Wherever "this" appears in a line, copy that line.

----------------------------------------

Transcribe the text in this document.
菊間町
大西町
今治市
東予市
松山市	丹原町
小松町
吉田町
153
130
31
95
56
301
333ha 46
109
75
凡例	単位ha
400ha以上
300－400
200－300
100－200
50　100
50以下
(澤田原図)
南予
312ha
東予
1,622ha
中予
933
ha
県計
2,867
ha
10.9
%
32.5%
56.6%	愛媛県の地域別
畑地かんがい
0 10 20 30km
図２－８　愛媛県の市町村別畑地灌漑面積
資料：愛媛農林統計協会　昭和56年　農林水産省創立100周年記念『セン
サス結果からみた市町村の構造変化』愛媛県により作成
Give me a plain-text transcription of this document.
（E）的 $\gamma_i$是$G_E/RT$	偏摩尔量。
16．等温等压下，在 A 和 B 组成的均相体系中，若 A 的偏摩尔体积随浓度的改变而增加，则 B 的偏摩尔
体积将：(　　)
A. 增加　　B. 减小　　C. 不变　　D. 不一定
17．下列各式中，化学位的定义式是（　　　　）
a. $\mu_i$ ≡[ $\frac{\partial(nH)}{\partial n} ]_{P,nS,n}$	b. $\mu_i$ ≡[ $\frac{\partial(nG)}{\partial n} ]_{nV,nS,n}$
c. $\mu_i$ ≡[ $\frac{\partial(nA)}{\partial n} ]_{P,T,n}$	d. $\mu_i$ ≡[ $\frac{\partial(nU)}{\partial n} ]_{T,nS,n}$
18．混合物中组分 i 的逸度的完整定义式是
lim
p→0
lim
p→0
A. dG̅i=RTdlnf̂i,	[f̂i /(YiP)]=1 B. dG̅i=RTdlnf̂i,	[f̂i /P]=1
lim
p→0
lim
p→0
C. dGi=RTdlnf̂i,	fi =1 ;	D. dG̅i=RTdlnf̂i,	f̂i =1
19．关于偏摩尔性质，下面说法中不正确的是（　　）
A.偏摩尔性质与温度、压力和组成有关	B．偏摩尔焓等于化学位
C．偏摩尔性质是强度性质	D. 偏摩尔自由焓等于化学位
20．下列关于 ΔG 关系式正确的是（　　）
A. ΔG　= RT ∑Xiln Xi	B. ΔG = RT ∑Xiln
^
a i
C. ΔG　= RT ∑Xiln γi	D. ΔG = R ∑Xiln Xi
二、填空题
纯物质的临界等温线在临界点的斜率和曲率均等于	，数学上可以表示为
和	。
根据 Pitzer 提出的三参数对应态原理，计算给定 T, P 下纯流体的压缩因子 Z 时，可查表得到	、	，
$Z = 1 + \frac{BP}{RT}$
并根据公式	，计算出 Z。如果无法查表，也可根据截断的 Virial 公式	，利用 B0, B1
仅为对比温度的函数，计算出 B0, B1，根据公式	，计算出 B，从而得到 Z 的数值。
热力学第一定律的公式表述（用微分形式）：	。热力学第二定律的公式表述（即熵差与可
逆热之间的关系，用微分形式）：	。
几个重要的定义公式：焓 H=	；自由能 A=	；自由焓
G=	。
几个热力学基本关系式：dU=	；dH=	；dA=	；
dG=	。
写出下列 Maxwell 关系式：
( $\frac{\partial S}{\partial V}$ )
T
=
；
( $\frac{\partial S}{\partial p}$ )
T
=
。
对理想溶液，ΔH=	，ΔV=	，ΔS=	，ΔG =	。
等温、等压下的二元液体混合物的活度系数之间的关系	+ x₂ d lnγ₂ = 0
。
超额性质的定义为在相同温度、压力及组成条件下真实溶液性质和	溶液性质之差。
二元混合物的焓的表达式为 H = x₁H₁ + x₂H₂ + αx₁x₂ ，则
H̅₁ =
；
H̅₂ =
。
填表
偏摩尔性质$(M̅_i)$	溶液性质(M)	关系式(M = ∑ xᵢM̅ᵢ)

----------------------------------------

Expected answer →
Transcribe the text in this document.
Give me a plain-text transcription of this document.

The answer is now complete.